====== Listed records
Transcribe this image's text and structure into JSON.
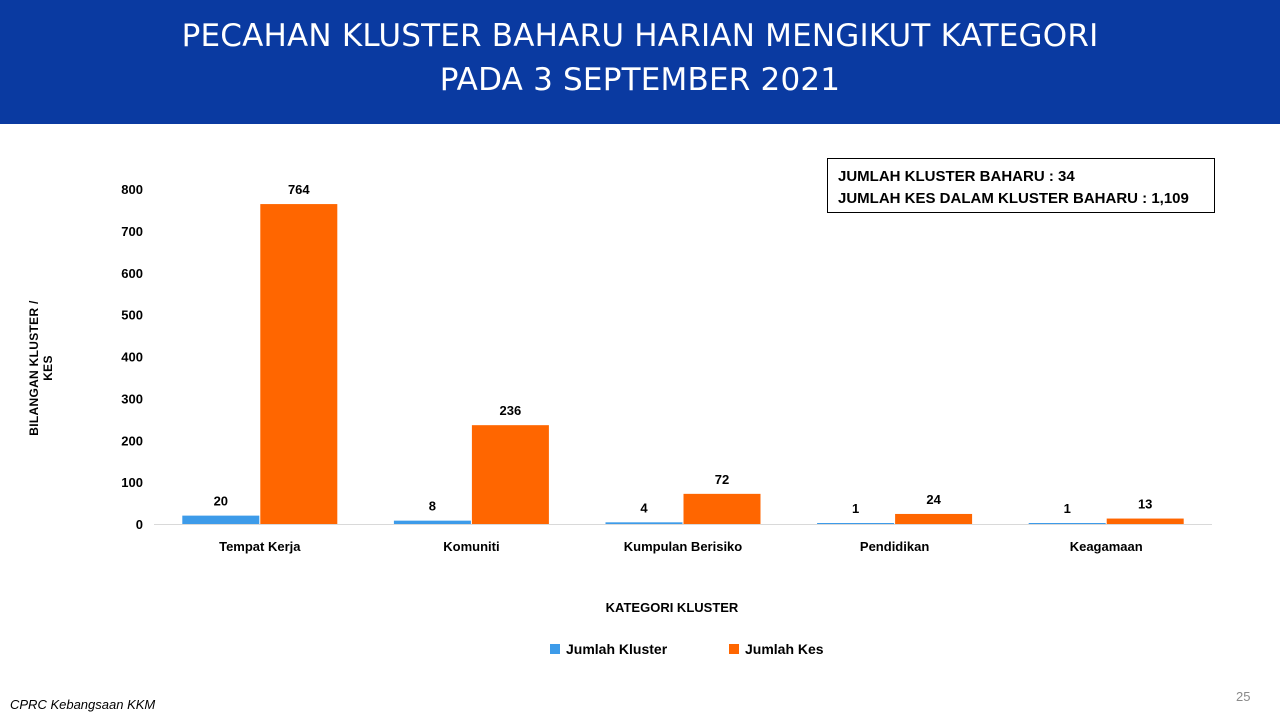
{
  "header": {
    "title_line1": "PECAHAN KLUSTER BAHARU HARIAN MENGIKUT KATEGORI",
    "title_line2": "PADA 3 SEPTEMBER 2021"
  },
  "summary": {
    "line1": "JUMLAH KLUSTER BAHARU : 34",
    "line2": "JUMLAH KES DALAM KLUSTER BAHARU : 1,109"
  },
  "footer": {
    "source": "CPRC Kebangsaan KKM",
    "page_number": "25"
  },
  "colors": {
    "header_bg": "#0a3aa1",
    "series_kluster": "#3d9be9",
    "series_kes": "#ff6600"
  },
  "chart_data": {
    "type": "bar",
    "xlabel": "KATEGORI KLUSTER",
    "ylabel": "BILANGAN KLUSTER / KES",
    "ylim": [
      0,
      800
    ],
    "yticks": [
      0,
      100,
      200,
      300,
      400,
      500,
      600,
      700,
      800
    ],
    "grid": false,
    "legend": "bottom",
    "categories": [
      "Tempat Kerja",
      "Komuniti",
      "Kumpulan Berisiko",
      "Pendidikan",
      "Keagamaan"
    ],
    "series": [
      {
        "name": "Jumlah Kluster",
        "values": [
          20,
          8,
          4,
          1,
          1
        ]
      },
      {
        "name": "Jumlah Kes",
        "values": [
          764,
          236,
          72,
          24,
          13
        ]
      }
    ]
  }
}
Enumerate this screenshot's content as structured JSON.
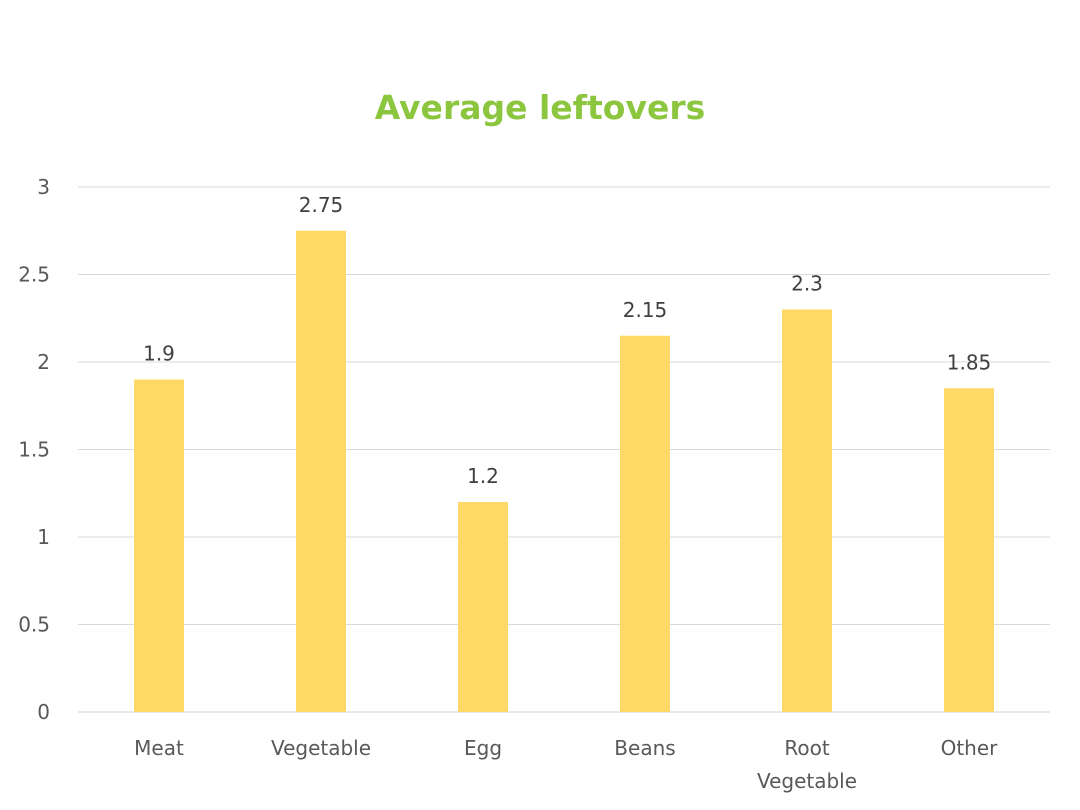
{
  "chart_data": {
    "type": "bar",
    "title": "Average leftovers",
    "categories": [
      "Meat",
      "Vegetable",
      "Egg",
      "Beans",
      "Root Vegetable",
      "Other"
    ],
    "category_lines": [
      [
        "Meat"
      ],
      [
        "Vegetable"
      ],
      [
        "Egg"
      ],
      [
        "Beans"
      ],
      [
        "Root",
        "Vegetable"
      ],
      [
        "Other"
      ]
    ],
    "values": [
      1.9,
      2.75,
      1.2,
      2.15,
      2.3,
      1.85
    ],
    "data_labels": [
      "1.9",
      "2.75",
      "1.2",
      "2.15",
      "2.3",
      "1.85"
    ],
    "yticks": [
      "0",
      "0.5",
      "1",
      "1.5",
      "2",
      "2.5",
      "3"
    ],
    "ylim": [
      0,
      3
    ],
    "grid": true,
    "legend": "none",
    "xlabel": "",
    "ylabel": "",
    "colors": {
      "bar": "#FFD966",
      "title": "#8CC63F",
      "grid": "#D9D9D9"
    }
  }
}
============
Filter the entries down to the lines with the word "BAHARU" in them.

    "title_line1": "PECAHAN KLUSTER BAHARU HARIAN MENGIKUT KATEGORI",
    "line1": "JUMLAH KLUSTER BAHARU : 34",
    "line2": "JUMLAH KES DALAM KLUSTER BAHARU : 1,109"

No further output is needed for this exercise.